▶ _What is required_:
Transcribe the listing below line for line, with no changes, and leave out the pictures.

▶ _Data excerpts_:
-- -- --

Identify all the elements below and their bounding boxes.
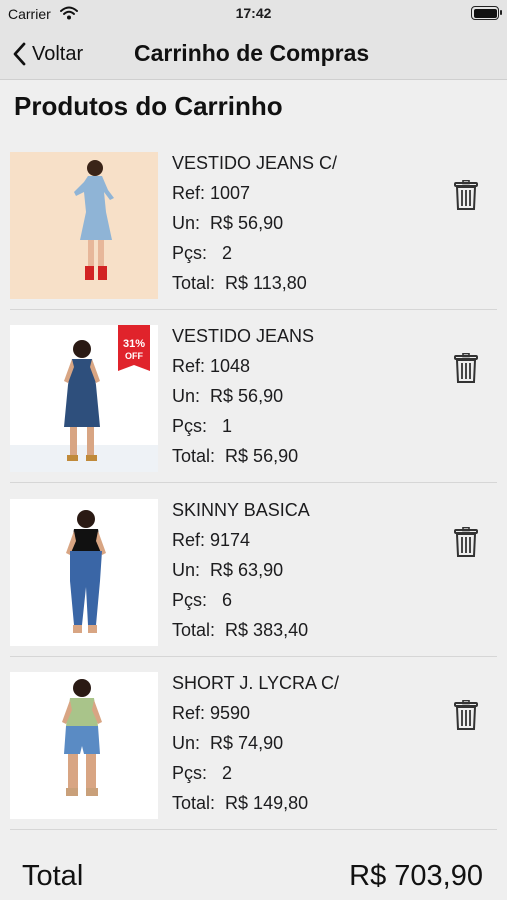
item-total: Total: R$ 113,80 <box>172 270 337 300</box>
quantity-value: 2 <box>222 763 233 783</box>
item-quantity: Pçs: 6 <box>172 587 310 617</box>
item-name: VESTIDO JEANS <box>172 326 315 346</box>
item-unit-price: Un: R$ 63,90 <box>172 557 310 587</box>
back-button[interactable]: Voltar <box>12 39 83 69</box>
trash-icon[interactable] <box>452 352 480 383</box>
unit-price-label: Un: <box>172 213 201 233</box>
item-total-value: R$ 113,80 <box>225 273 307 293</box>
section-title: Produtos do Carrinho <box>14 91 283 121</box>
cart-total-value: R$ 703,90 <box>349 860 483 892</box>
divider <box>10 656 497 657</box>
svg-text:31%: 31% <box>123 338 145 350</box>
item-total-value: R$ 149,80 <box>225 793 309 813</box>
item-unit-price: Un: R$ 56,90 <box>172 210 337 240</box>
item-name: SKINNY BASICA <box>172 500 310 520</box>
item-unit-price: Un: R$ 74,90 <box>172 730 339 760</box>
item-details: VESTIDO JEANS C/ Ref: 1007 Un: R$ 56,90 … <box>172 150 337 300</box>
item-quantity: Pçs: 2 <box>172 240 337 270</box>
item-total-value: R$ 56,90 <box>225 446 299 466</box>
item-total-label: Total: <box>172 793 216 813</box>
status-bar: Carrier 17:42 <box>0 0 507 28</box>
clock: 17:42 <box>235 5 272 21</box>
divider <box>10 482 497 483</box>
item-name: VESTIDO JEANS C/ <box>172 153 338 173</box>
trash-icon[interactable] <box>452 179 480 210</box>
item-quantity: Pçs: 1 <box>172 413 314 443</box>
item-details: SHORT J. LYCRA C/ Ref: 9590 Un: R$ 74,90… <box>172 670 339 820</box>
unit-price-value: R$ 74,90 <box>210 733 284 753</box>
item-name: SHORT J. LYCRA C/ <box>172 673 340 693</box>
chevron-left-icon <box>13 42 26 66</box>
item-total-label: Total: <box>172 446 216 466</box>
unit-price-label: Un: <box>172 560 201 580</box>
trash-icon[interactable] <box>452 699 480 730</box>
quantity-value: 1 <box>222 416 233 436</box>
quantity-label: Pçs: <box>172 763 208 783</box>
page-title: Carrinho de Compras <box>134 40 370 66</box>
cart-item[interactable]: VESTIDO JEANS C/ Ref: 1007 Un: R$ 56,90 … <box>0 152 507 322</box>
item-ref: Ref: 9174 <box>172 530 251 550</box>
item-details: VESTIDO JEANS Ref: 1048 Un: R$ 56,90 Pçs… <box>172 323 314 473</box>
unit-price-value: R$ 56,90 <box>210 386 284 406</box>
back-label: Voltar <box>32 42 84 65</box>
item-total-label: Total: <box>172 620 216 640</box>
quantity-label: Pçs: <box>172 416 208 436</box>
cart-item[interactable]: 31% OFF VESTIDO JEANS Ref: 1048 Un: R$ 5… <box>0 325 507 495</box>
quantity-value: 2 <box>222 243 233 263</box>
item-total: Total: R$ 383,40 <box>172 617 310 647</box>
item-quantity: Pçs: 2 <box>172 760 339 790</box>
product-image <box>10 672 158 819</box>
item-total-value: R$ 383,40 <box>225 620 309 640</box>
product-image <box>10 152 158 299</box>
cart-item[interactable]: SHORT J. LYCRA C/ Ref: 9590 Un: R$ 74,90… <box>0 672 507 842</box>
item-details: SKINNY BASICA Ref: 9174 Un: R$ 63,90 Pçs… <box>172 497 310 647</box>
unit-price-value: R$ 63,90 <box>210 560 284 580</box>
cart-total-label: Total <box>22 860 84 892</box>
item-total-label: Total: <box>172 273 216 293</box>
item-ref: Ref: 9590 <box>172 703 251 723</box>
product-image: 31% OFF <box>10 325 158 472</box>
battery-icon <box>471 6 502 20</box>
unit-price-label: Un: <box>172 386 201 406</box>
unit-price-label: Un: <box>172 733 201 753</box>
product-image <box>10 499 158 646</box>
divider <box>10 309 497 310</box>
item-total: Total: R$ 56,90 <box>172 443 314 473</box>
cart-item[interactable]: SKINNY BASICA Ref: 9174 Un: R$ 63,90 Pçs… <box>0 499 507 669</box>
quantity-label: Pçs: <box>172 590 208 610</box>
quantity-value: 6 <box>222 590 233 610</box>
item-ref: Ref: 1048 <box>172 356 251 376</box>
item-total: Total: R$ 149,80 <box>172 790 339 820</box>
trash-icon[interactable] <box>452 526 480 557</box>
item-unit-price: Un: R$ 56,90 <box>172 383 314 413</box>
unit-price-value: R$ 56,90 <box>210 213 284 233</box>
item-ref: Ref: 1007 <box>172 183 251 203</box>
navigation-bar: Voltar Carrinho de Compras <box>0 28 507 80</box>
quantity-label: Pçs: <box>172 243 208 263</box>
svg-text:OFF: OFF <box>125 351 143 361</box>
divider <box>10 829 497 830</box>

-- -- --

▶ _Exercise answer_:
Identify all the elements below and their bounding boxes.
item-total: Total: R$ 113,80 <box>172 270 337 300</box>
quantity-value: 2 <box>222 763 233 783</box>
item-quantity: Pçs: 6 <box>172 587 310 617</box>
item-name: VESTIDO JEANS <box>172 326 315 346</box>
item-unit-price: Un: R$ 63,90 <box>172 557 310 587</box>
back-button[interactable]: Voltar <box>12 39 83 69</box>
trash-icon[interactable] <box>452 352 480 383</box>
unit-price-label: Un: <box>172 213 201 233</box>
item-total-value: R$ 113,80 <box>225 273 307 293</box>
section-title: Produtos do Carrinho <box>14 91 283 121</box>
cart-total-value: R$ 703,90 <box>349 860 483 892</box>
divider <box>10 656 497 657</box>
svg-text:31%: 31% <box>123 338 145 350</box>
item-total-value: R$ 149,80 <box>225 793 309 813</box>
item-unit-price: Un: R$ 56,90 <box>172 210 337 240</box>
item-name: SKINNY BASICA <box>172 500 310 520</box>
item-unit-price: Un: R$ 74,90 <box>172 730 339 760</box>
item-details: VESTIDO JEANS C/ Ref: 1007 Un: R$ 56,90 … <box>172 150 337 300</box>
item-quantity: Pçs: 2 <box>172 240 337 270</box>
item-total-value: R$ 56,90 <box>225 446 299 466</box>
item-total-label: Total: <box>172 793 216 813</box>
status-bar: Carrier 17:42 <box>0 0 507 28</box>
clock: 17:42 <box>235 5 272 21</box>
divider <box>10 482 497 483</box>
item-name: VESTIDO JEANS C/ <box>172 153 338 173</box>
trash-icon[interactable] <box>452 179 480 210</box>
item-quantity: Pçs: 1 <box>172 413 314 443</box>
item-details: SHORT J. LYCRA C/ Ref: 9590 Un: R$ 74,90… <box>172 670 339 820</box>
unit-price-value: R$ 74,90 <box>210 733 284 753</box>
item-name: SHORT J. LYCRA C/ <box>172 673 340 693</box>
chevron-left-icon <box>13 42 26 66</box>
item-total-label: Total: <box>172 446 216 466</box>
unit-price-label: Un: <box>172 560 201 580</box>
trash-icon[interactable] <box>452 699 480 730</box>
quantity-value: 1 <box>222 416 233 436</box>
quantity-label: Pçs: <box>172 763 208 783</box>
page-title: Carrinho de Compras <box>134 40 370 66</box>
cart-item[interactable]: VESTIDO JEANS C/ Ref: 1007 Un: R$ 56,90 … <box>0 152 507 322</box>
item-ref: Ref: 9174 <box>172 530 251 550</box>
item-details: VESTIDO JEANS Ref: 1048 Un: R$ 56,90 Pçs… <box>172 323 314 473</box>
unit-price-value: R$ 56,90 <box>210 386 284 406</box>
back-label: Voltar <box>32 42 84 65</box>
item-total-label: Total: <box>172 620 216 640</box>
quantity-label: Pçs: <box>172 416 208 436</box>
cart-item[interactable]: 31% OFF VESTIDO JEANS Ref: 1048 Un: R$ 5… <box>0 325 507 495</box>
quantity-value: 2 <box>222 243 233 263</box>
item-total: Total: R$ 383,40 <box>172 617 310 647</box>
item-quantity: Pçs: 2 <box>172 760 339 790</box>
product-image <box>10 672 158 819</box>
item-total-value: R$ 383,40 <box>225 620 309 640</box>
product-image <box>10 152 158 299</box>
cart-item[interactable]: SHORT J. LYCRA C/ Ref: 9590 Un: R$ 74,90… <box>0 672 507 842</box>
item-details: SKINNY BASICA Ref: 9174 Un: R$ 63,90 Pçs… <box>172 497 310 647</box>
unit-price-value: R$ 63,90 <box>210 560 284 580</box>
cart-total-label: Total <box>22 860 84 892</box>
item-total-label: Total: <box>172 273 216 293</box>
item-ref: Ref: 9590 <box>172 703 251 723</box>
product-image: 31% OFF <box>10 325 158 472</box>
battery-icon <box>471 6 502 20</box>
unit-price-label: Un: <box>172 386 201 406</box>
unit-price-label: Un: <box>172 733 201 753</box>
product-image <box>10 499 158 646</box>
divider <box>10 309 497 310</box>
item-total: Total: R$ 56,90 <box>172 443 314 473</box>
cart-item[interactable]: SKINNY BASICA Ref: 9174 Un: R$ 63,90 Pçs… <box>0 499 507 669</box>
quantity-label: Pçs: <box>172 590 208 610</box>
quantity-value: 6 <box>222 590 233 610</box>
item-ref: Ref: 1048 <box>172 356 251 376</box>
item-total: Total: R$ 149,80 <box>172 790 339 820</box>
trash-icon[interactable] <box>452 526 480 557</box>
item-unit-price: Un: R$ 56,90 <box>172 383 314 413</box>
unit-price-value: R$ 56,90 <box>210 213 284 233</box>
item-ref: Ref: 1007 <box>172 183 251 203</box>
navigation-bar: Voltar Carrinho de Compras <box>0 28 507 80</box>
quantity-label: Pçs: <box>172 243 208 263</box>
svg-text:OFF: OFF <box>125 351 143 361</box>
divider <box>10 829 497 830</box>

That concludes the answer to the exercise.